**Data records:**
______

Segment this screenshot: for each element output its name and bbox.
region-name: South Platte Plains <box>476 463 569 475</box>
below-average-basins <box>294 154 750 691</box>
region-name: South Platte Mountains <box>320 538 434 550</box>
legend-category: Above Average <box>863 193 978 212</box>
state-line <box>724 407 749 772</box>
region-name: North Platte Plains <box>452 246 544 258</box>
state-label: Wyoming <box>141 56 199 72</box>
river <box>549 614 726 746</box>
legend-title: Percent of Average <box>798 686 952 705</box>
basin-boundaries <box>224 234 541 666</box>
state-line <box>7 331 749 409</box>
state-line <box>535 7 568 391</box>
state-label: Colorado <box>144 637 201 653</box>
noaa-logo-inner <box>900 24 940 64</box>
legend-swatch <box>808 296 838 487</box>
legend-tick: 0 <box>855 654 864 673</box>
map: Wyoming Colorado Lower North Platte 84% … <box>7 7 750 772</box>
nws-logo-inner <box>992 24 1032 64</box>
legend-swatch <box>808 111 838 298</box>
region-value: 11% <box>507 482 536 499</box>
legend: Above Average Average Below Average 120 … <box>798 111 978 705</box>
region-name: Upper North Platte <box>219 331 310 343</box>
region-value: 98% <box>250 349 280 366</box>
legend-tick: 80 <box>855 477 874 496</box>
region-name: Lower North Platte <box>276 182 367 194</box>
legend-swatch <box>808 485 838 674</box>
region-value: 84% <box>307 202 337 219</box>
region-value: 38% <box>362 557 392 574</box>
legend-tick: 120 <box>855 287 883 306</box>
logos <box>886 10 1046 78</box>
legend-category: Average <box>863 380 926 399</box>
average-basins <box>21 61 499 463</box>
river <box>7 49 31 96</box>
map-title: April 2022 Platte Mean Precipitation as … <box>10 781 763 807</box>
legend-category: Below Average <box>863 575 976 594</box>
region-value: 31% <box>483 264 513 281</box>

______

**What is required:** Reproduce the listing above with each "state-line" switched to "state-border" and everything else left as is.

**The reply:**
Segment this screenshot: for each element output its name and bbox.
region-name: South Platte Plains <box>476 463 569 475</box>
below-average-basins <box>294 154 750 691</box>
region-name: South Platte Mountains <box>320 538 434 550</box>
legend-category: Above Average <box>863 193 978 212</box>
state-border <box>724 407 749 772</box>
region-name: North Platte Plains <box>452 246 544 258</box>
state-label: Wyoming <box>141 56 199 72</box>
river <box>549 614 726 746</box>
legend-title: Percent of Average <box>798 686 952 705</box>
basin-boundaries <box>224 234 541 666</box>
state-border <box>7 331 749 409</box>
state-border <box>535 7 568 391</box>
state-label: Colorado <box>144 637 201 653</box>
noaa-logo-inner <box>900 24 940 64</box>
legend-swatch <box>808 296 838 487</box>
legend-tick: 0 <box>855 654 864 673</box>
map: Wyoming Colorado Lower North Platte 84% … <box>7 7 750 772</box>
nws-logo-inner <box>992 24 1032 64</box>
legend-swatch <box>808 111 838 298</box>
region-value: 11% <box>507 482 536 499</box>
legend: Above Average Average Below Average 120 … <box>798 111 978 705</box>
region-name: Upper North Platte <box>219 331 310 343</box>
region-value: 98% <box>250 349 280 366</box>
legend-tick: 80 <box>855 477 874 496</box>
region-name: Lower North Platte <box>276 182 367 194</box>
legend-swatch <box>808 485 838 674</box>
region-value: 84% <box>307 202 337 219</box>
region-value: 38% <box>362 557 392 574</box>
legend-tick: 120 <box>855 287 883 306</box>
logos <box>886 10 1046 78</box>
legend-category: Average <box>863 380 926 399</box>
average-basins <box>21 61 499 463</box>
river <box>7 49 31 96</box>
map-title: April 2022 Platte Mean Precipitation as … <box>10 781 763 807</box>
legend-category: Below Average <box>863 575 976 594</box>
region-value: 31% <box>483 264 513 281</box>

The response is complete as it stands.